- _Exercise_
Look through the material below for "важнее". Copy every line that contains it.

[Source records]
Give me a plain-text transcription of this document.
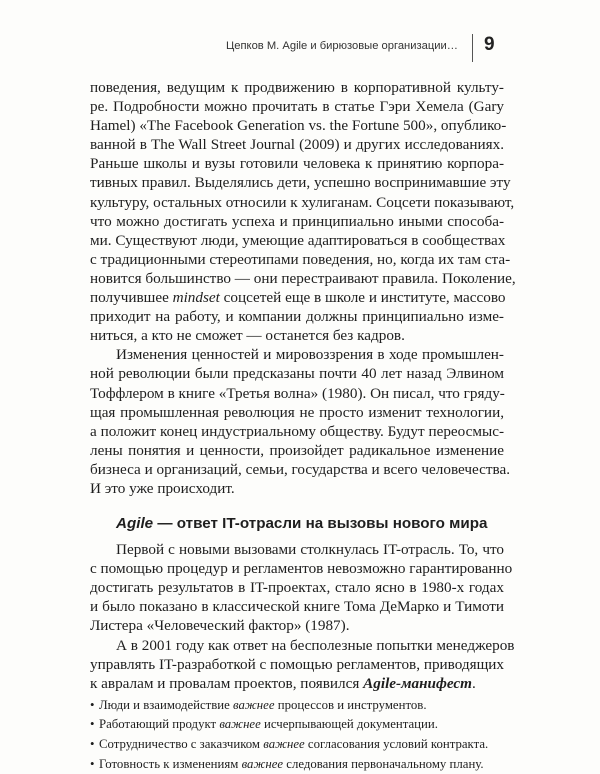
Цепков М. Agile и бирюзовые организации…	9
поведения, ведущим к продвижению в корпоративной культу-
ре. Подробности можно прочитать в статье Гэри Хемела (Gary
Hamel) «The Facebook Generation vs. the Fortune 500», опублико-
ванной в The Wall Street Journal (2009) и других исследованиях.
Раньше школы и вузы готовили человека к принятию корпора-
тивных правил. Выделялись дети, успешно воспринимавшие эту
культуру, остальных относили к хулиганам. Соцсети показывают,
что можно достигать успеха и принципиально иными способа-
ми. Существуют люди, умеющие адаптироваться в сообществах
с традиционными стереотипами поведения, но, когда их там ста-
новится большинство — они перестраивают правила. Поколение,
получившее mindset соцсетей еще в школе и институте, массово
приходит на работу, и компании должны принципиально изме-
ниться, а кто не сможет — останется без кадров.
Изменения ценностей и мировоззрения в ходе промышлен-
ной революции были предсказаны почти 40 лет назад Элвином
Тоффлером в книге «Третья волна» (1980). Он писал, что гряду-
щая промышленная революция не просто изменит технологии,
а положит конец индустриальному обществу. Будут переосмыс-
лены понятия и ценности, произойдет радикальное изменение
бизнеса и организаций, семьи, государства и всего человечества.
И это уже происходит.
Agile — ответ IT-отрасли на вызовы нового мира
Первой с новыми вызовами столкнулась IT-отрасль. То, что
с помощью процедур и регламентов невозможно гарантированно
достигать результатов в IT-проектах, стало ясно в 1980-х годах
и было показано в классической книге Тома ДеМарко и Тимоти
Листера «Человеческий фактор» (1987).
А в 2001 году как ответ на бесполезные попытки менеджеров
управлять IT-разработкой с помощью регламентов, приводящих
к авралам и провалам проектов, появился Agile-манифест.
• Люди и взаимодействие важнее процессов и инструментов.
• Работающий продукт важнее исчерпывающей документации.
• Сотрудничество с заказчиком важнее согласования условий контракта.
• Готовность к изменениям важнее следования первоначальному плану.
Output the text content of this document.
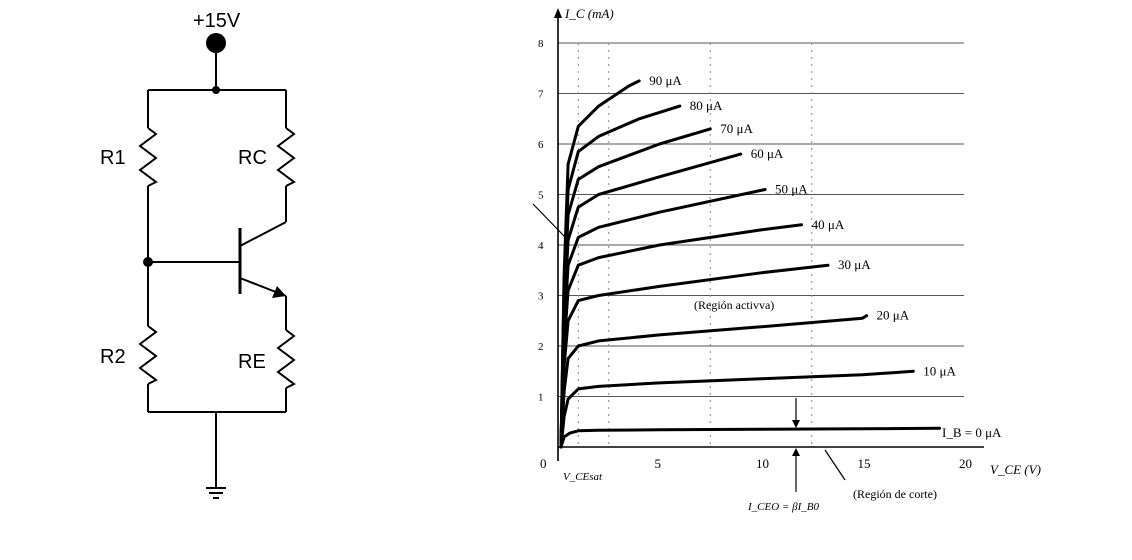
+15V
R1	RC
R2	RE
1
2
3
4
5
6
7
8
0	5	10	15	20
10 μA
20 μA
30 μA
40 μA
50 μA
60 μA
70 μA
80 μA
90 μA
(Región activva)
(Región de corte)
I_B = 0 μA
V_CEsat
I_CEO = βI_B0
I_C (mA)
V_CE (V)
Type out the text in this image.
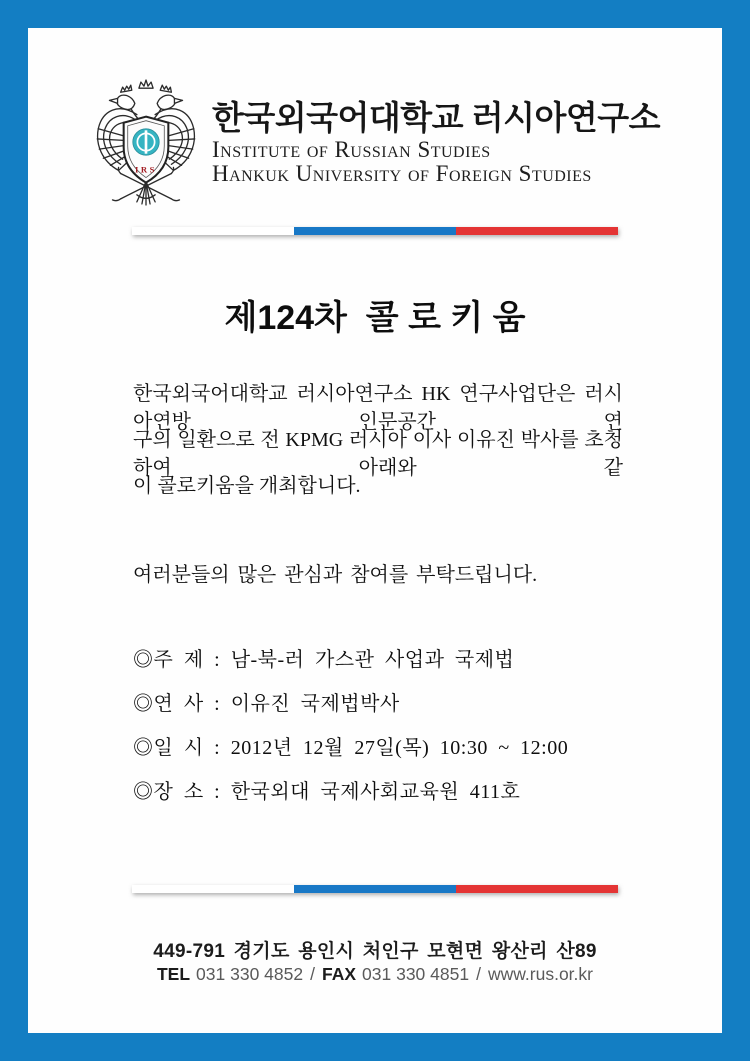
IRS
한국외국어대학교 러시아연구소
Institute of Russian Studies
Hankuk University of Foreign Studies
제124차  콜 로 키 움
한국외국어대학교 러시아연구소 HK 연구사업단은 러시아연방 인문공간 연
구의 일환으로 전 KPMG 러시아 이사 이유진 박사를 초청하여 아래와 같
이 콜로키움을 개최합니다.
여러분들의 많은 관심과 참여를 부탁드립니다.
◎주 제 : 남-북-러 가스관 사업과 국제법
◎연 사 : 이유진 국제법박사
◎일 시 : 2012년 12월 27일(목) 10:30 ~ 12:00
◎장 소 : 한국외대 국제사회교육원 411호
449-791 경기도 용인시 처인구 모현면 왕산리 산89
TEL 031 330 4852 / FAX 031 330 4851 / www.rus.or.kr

- _Worked answer_
• Люди и взаимодействие важнее процессов и инструментов.
• Работающий продукт важнее исчерпывающей документации.
• Сотрудничество с заказчиком важнее согласования условий контракта.
• Готовность к изменениям важнее следования первоначальному плану.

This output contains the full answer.